▶ OBJECTIVE:
Repeat the whole listing exactly as written.

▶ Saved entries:
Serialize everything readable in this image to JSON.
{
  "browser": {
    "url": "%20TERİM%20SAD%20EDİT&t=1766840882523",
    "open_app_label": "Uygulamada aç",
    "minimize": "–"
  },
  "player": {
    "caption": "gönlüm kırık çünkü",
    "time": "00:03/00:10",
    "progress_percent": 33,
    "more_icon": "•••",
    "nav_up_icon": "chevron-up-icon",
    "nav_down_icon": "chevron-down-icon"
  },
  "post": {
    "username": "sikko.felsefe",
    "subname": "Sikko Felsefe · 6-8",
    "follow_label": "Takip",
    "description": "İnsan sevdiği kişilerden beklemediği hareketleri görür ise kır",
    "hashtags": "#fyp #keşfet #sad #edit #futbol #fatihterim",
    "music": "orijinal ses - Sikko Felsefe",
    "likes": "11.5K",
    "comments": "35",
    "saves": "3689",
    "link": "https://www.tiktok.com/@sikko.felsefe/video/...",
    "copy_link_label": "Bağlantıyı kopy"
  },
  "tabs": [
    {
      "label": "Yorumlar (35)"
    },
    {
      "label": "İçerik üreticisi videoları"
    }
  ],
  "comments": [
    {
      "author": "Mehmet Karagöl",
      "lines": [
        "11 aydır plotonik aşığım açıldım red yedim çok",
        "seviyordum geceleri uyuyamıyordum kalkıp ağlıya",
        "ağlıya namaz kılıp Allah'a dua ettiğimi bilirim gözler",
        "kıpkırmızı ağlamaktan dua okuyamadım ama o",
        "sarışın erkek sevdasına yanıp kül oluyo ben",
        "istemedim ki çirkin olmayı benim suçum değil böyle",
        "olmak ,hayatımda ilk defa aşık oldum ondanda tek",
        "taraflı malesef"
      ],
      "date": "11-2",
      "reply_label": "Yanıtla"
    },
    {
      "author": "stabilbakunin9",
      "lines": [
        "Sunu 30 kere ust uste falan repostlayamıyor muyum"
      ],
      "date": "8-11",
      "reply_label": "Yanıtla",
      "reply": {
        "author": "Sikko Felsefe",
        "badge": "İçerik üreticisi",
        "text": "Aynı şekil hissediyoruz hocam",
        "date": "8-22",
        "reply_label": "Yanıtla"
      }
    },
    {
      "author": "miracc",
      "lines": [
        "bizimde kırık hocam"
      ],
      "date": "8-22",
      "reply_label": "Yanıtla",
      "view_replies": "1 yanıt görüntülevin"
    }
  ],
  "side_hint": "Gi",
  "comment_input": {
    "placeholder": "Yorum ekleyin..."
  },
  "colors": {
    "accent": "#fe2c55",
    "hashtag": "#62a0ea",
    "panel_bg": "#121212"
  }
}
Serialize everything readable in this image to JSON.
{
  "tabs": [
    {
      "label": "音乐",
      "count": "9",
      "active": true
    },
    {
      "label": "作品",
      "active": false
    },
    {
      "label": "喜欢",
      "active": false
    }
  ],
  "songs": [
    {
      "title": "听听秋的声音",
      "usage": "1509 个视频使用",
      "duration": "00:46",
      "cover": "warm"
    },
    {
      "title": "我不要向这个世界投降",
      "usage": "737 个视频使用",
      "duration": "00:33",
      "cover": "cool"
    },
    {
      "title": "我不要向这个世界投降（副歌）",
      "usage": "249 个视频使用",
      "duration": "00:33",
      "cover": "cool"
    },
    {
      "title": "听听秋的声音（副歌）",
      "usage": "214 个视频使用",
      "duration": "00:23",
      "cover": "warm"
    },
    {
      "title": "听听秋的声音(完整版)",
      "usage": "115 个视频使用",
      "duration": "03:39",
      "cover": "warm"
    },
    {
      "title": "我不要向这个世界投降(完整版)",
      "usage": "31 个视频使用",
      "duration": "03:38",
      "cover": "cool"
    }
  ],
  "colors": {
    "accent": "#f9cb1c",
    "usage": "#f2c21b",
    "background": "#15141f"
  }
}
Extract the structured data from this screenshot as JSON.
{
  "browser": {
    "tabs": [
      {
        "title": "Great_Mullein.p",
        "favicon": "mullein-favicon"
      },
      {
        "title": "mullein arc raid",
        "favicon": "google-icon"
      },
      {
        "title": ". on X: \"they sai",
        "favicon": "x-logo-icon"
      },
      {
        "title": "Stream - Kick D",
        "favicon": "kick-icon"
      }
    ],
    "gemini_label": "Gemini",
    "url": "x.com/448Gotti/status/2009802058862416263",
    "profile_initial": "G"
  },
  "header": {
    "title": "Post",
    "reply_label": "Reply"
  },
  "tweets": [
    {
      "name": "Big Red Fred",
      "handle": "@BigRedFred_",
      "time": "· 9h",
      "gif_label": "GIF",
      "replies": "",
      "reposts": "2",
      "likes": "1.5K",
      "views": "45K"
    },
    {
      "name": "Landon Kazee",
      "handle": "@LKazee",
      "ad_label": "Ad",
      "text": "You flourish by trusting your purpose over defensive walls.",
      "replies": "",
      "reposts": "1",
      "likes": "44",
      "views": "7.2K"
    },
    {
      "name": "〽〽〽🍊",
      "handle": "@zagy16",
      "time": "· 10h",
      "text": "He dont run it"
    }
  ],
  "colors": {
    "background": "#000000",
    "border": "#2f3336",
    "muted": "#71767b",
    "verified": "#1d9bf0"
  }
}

▶ TASK RESULT:
Serialize everything readable in this image to JSON.
{
  "browser": {
    "url": "%20TERİM%20SAD%20EDİT&t=1766840882523",
    "open_app_label": "Uygulamada aç",
    "minimize": "–"
  },
  "player": {
    "caption": "gönlüm kırık çünkü",
    "time": "00:03/00:10",
    "progress_percent": 33,
    "more_icon": "•••",
    "nav_up_icon": "chevron-up-icon",
    "nav_down_icon": "chevron-down-icon"
  },
  "post": {
    "username": "sikko.felsefe",
    "subname": "Sikko Felsefe · 6-8",
    "follow_label": "Takip",
    "description": "İnsan sevdiği kişilerden beklemediği hareketleri görür ise kır",
    "hashtags": "#fyp #keşfet #sad #edit #futbol #fatihterim",
    "music": "orijinal ses - Sikko Felsefe",
    "likes": "11.5K",
    "comments": "35",
    "saves": "3689",
    "link": "https://www.tiktok.com/@sikko.felsefe/video/...",
    "copy_link_label": "Bağlantıyı kopy"
  },
  "tabs": [
    {
      "label": "Yorumlar (35)"
    },
    {
      "label": "İçerik üreticisi videoları"
    }
  ],
  "comments": [
    {
      "author": "Mehmet Karagöl",
      "lines": [
        "11 aydır plotonik aşığım açıldım red yedim çok",
        "seviyordum geceleri uyuyamıyordum kalkıp ağlıya",
        "ağlıya namaz kılıp Allah'a dua ettiğimi bilirim gözler",
        "kıpkırmızı ağlamaktan dua okuyamadım ama o",
        "sarışın erkek sevdasına yanıp kül oluyo ben",
        "istemedim ki çirkin olmayı benim suçum değil böyle",
        "olmak ,hayatımda ilk defa aşık oldum ondanda tek",
        "taraflı malesef"
      ],
      "date": "11-2",
      "reply_label": "Yanıtla"
    },
    {
      "author": "stabilbakunin9",
      "lines": [
        "Sunu 30 kere ust uste falan repostlayamıyor muyum"
      ],
      "date": "8-11",
      "reply_label": "Yanıtla",
      "reply": {
        "author": "Sikko Felsefe",
        "badge": "İçerik üreticisi",
        "text": "Aynı şekil hissediyoruz hocam",
        "date": "8-22",
        "reply_label": "Yanıtla"
      }
    },
    {
      "author": "miracc",
      "lines": [
        "bizimde kırık hocam"
      ],
      "date": "8-22",
      "reply_label": "Yanıtla",
      "view_replies": "1 yanıt görüntülevin"
    }
  ],
  "side_hint": "Gi",
  "comment_input": {
    "placeholder": "Yorum ekleyin..."
  },
  "colors": {
    "accent": "#fe2c55",
    "hashtag": "#62a0ea",
    "panel_bg": "#121212"
  }
}
Serialize everything readable in this image to JSON.
{
  "tabs": [
    {
      "label": "音乐",
      "count": "9",
      "active": true
    },
    {
      "label": "作品",
      "active": false
    },
    {
      "label": "喜欢",
      "active": false
    }
  ],
  "songs": [
    {
      "title": "听听秋的声音",
      "usage": "1509 个视频使用",
      "duration": "00:46",
      "cover": "warm"
    },
    {
      "title": "我不要向这个世界投降",
      "usage": "737 个视频使用",
      "duration": "00:33",
      "cover": "cool"
    },
    {
      "title": "我不要向这个世界投降（副歌）",
      "usage": "249 个视频使用",
      "duration": "00:33",
      "cover": "cool"
    },
    {
      "title": "听听秋的声音（副歌）",
      "usage": "214 个视频使用",
      "duration": "00:23",
      "cover": "warm"
    },
    {
      "title": "听听秋的声音(完整版)",
      "usage": "115 个视频使用",
      "duration": "03:39",
      "cover": "warm"
    },
    {
      "title": "我不要向这个世界投降(完整版)",
      "usage": "31 个视频使用",
      "duration": "03:38",
      "cover": "cool"
    }
  ],
  "colors": {
    "accent": "#f9cb1c",
    "usage": "#f2c21b",
    "background": "#15141f"
  }
}
Extract the structured data from this screenshot as JSON.
{
  "browser": {
    "tabs": [
      {
        "title": "Great_Mullein.p",
        "favicon": "mullein-favicon"
      },
      {
        "title": "mullein arc raid",
        "favicon": "google-icon"
      },
      {
        "title": ". on X: \"they sai",
        "favicon": "x-logo-icon"
      },
      {
        "title": "Stream - Kick D",
        "favicon": "kick-icon"
      }
    ],
    "gemini_label": "Gemini",
    "url": "x.com/448Gotti/status/2009802058862416263",
    "profile_initial": "G"
  },
  "header": {
    "title": "Post",
    "reply_label": "Reply"
  },
  "tweets": [
    {
      "name": "Big Red Fred",
      "handle": "@BigRedFred_",
      "time": "· 9h",
      "gif_label": "GIF",
      "replies": "",
      "reposts": "2",
      "likes": "1.5K",
      "views": "45K"
    },
    {
      "name": "Landon Kazee",
      "handle": "@LKazee",
      "ad_label": "Ad",
      "text": "You flourish by trusting your purpose over defensive walls.",
      "replies": "",
      "reposts": "1",
      "likes": "44",
      "views": "7.2K"
    },
    {
      "name": "〽〽〽🍊",
      "handle": "@zagy16",
      "time": "· 10h",
      "text": "He dont run it"
    }
  ],
  "colors": {
    "background": "#000000",
    "border": "#2f3336",
    "muted": "#71767b",
    "verified": "#1d9bf0"
  }
}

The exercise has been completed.